▶ Written problem:
From the listing below, pull out every line where the string "Output" appears.

[start Records to use]

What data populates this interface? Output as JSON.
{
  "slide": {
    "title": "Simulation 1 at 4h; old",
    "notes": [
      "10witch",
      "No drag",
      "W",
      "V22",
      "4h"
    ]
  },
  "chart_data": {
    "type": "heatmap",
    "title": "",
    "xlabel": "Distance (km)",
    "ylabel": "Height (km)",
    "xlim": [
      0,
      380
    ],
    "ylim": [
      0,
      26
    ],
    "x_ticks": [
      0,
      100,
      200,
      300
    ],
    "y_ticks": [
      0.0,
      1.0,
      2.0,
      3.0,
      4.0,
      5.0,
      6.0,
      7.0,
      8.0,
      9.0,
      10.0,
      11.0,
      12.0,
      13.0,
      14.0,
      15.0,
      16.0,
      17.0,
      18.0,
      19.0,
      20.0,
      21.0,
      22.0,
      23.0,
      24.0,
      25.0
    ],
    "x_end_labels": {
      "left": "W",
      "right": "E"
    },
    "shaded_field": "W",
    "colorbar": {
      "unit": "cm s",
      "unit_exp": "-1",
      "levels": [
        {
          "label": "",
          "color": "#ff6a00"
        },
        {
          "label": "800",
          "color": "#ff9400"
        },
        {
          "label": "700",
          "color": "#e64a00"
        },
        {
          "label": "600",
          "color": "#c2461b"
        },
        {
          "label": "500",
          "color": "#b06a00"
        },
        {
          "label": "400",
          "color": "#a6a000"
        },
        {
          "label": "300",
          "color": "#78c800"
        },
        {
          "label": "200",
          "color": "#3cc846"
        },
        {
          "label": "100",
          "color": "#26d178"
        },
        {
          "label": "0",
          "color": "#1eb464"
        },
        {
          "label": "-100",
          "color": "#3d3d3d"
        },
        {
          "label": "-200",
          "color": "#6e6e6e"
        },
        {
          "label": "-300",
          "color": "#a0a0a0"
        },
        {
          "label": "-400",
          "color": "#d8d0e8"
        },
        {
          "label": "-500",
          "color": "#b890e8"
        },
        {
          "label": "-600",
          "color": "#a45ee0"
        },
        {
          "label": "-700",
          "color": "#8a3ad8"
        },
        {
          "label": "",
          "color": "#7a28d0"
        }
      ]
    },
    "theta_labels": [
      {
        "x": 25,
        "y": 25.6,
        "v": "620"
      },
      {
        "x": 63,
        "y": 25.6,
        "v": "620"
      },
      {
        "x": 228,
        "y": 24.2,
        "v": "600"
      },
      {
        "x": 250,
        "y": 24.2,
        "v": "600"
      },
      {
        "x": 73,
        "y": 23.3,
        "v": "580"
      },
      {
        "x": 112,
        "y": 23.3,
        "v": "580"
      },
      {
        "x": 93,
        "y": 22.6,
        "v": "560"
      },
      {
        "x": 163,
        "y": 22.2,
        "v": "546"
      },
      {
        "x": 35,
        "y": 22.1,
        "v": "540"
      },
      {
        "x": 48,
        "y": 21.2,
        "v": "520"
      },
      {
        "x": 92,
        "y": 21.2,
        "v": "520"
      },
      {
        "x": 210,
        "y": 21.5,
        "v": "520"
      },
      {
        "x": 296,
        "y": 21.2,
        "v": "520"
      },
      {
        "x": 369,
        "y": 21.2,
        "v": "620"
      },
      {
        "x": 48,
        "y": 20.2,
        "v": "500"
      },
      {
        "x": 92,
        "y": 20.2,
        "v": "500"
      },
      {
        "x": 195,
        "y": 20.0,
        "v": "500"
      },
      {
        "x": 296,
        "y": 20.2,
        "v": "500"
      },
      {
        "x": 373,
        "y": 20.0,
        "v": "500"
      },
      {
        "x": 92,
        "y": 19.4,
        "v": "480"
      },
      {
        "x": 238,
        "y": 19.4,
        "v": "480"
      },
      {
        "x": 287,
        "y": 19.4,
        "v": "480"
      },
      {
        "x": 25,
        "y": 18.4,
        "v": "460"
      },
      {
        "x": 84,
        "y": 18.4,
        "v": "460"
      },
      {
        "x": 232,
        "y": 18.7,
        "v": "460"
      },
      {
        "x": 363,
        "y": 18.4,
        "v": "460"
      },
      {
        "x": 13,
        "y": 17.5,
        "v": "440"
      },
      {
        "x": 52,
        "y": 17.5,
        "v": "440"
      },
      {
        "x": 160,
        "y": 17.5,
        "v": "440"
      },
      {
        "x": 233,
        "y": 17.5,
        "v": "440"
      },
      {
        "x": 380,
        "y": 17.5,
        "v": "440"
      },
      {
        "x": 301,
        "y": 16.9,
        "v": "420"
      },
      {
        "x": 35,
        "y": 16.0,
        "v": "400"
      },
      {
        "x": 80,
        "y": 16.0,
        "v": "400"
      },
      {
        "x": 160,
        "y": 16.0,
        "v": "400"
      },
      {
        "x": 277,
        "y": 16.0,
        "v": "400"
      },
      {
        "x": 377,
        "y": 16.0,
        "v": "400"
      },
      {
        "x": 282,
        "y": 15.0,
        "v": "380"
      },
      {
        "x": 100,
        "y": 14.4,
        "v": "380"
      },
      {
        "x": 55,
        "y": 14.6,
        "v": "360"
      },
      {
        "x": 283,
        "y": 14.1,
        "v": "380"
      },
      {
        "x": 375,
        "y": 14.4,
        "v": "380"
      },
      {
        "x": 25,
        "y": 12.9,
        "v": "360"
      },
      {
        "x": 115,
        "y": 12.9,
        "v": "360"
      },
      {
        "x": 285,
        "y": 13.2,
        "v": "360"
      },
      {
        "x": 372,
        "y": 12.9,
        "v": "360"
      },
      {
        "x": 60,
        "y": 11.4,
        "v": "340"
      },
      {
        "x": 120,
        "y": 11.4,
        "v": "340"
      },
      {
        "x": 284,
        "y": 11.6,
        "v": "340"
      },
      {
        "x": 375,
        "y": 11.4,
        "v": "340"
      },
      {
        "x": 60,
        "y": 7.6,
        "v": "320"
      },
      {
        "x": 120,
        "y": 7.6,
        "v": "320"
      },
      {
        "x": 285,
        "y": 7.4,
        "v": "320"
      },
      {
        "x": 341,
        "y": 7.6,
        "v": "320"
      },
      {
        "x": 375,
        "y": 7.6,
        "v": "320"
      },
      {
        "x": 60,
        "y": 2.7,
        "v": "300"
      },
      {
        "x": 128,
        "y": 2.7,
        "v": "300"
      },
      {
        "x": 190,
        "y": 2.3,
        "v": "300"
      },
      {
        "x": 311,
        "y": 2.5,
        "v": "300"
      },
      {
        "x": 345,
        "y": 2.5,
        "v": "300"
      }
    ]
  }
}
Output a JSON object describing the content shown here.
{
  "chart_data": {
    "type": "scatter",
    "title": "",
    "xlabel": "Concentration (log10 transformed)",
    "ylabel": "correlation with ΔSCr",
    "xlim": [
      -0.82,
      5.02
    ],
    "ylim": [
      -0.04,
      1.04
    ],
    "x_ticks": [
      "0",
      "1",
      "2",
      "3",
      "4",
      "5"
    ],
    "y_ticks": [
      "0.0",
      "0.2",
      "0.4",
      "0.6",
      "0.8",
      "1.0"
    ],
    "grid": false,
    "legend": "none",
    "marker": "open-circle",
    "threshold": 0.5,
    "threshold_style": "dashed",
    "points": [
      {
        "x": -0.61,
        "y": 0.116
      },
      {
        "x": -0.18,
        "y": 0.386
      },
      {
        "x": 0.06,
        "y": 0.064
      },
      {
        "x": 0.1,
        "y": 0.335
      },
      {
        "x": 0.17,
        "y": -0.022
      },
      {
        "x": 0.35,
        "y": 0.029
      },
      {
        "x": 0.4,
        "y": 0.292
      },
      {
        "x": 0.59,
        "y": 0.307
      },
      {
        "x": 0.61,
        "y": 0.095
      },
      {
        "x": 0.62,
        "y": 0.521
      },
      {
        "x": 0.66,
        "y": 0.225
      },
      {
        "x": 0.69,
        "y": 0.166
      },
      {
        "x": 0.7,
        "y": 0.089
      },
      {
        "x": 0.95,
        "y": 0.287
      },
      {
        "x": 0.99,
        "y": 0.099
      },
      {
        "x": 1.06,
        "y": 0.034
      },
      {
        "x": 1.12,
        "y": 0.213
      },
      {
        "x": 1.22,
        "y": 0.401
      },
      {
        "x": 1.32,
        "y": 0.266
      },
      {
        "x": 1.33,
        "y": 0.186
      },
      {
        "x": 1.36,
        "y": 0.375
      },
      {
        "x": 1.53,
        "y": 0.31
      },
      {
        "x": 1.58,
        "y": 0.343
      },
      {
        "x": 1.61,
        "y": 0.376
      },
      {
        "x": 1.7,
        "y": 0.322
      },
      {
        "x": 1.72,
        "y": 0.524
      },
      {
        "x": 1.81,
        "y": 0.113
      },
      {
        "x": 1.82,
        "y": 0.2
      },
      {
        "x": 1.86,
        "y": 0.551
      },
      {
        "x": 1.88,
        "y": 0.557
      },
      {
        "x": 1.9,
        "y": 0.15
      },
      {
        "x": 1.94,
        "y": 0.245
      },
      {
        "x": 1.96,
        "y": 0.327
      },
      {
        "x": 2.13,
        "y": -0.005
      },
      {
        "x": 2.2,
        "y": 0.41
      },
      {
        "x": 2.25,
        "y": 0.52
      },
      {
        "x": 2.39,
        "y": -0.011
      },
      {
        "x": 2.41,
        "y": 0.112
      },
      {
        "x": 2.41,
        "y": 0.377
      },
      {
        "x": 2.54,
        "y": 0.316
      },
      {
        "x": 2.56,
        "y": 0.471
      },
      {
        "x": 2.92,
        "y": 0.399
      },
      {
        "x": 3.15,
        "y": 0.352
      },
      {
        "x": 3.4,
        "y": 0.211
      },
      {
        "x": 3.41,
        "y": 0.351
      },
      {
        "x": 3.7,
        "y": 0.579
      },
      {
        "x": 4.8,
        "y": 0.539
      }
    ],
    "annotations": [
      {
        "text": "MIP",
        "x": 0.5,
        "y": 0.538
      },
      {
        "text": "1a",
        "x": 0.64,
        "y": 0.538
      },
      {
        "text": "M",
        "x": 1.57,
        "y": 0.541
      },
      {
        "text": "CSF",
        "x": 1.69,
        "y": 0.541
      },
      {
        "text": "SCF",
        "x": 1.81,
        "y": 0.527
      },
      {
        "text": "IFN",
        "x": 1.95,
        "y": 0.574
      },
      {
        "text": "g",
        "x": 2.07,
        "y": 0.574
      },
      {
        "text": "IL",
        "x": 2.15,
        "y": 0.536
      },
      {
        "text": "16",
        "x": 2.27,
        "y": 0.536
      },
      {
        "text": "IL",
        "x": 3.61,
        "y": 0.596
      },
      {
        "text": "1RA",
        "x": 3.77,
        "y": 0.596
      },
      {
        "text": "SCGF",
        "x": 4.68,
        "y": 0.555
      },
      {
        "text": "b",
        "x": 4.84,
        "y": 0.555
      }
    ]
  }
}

[end Records to use]

▶ Written response:
What data populates this interface? Output as JSON.
Output a JSON object describing the content shown here.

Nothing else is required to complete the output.